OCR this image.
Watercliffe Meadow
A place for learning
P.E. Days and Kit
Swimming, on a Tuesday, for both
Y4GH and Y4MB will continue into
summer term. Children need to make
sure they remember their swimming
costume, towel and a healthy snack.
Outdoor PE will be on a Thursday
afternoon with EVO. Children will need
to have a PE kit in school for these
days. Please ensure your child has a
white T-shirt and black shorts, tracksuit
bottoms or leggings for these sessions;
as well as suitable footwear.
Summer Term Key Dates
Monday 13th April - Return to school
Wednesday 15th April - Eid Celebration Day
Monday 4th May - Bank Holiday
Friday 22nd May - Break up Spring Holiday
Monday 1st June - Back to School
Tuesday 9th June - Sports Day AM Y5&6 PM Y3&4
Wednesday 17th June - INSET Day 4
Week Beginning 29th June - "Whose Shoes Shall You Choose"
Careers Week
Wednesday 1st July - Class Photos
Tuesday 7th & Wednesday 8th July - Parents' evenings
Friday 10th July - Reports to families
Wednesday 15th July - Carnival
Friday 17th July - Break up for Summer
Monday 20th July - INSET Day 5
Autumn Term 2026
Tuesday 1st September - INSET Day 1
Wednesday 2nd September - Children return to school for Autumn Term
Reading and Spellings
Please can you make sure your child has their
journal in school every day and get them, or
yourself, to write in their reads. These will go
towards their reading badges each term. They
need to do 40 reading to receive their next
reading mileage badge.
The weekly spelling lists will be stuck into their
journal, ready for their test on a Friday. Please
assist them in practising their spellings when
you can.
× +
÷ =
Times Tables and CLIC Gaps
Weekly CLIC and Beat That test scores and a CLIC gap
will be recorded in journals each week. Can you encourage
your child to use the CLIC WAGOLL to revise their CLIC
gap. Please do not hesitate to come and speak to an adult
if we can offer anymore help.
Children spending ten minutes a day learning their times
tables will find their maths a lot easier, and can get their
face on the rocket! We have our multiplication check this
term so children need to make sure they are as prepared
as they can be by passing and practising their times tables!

+---+

:: THE REQUEST ::
Please quote the data above in full, with no line missing.

:: IN RESPONSE ::
OCR this image.
Watercliffe Meadow
A place for learning
P.E. Days and Kit
Swimming, on a Tuesday, for both
Y4GH and Y4MB will continue into
summer term. Children need to make
sure they remember their swimming
costume, towel and a healthy snack.
Outdoor PE will be on a Thursday
afternoon with EVO. Children will need
to have a PE kit in school for these
days. Please ensure your child has a
white T-shirt and black shorts, tracksuit
bottoms or leggings for these sessions;
as well as suitable footwear.
Summer Term Key Dates
Monday 13th April - Return to school
Wednesday 15th April - Eid Celebration Day
Monday 4th May - Bank Holiday
Friday 22nd May - Break up Spring Holiday
Monday 1st June - Back to School
Tuesday 9th June - Sports Day AM Y5&6 PM Y3&4
Wednesday 17th June - INSET Day 4
Week Beginning 29th June - "Whose Shoes Shall You Choose"
Careers Week
Wednesday 1st July - Class Photos
Tuesday 7th & Wednesday 8th July - Parents' evenings
Friday 10th July - Reports to families
Wednesday 15th July - Carnival
Friday 17th July - Break up for Summer
Monday 20th July - INSET Day 5
Autumn Term 2026
Tuesday 1st September - INSET Day 1
Wednesday 2nd September - Children return to school for Autumn Term
Reading and Spellings
Please can you make sure your child has their
journal in school every day and get them, or
yourself, to write in their reads. These will go
towards their reading badges each term. They
need to do 40 reading to receive their next
reading mileage badge.
The weekly spelling lists will be stuck into their
journal, ready for their test on a Friday. Please
assist them in practising their spellings when
you can.
× +
÷ =
Times Tables and CLIC Gaps
Weekly CLIC and Beat That test scores and a CLIC gap
will be recorded in journals each week. Can you encourage
your child to use the CLIC WAGOLL to revise their CLIC
gap. Please do not hesitate to come and speak to an adult
if we can offer anymore help.
Children spending ten minutes a day learning their times
tables will find their maths a lot easier, and can get their
face on the rocket! We have our multiplication check this
term so children need to make sure they are as prepared
as they can be by passing and practising their times tables!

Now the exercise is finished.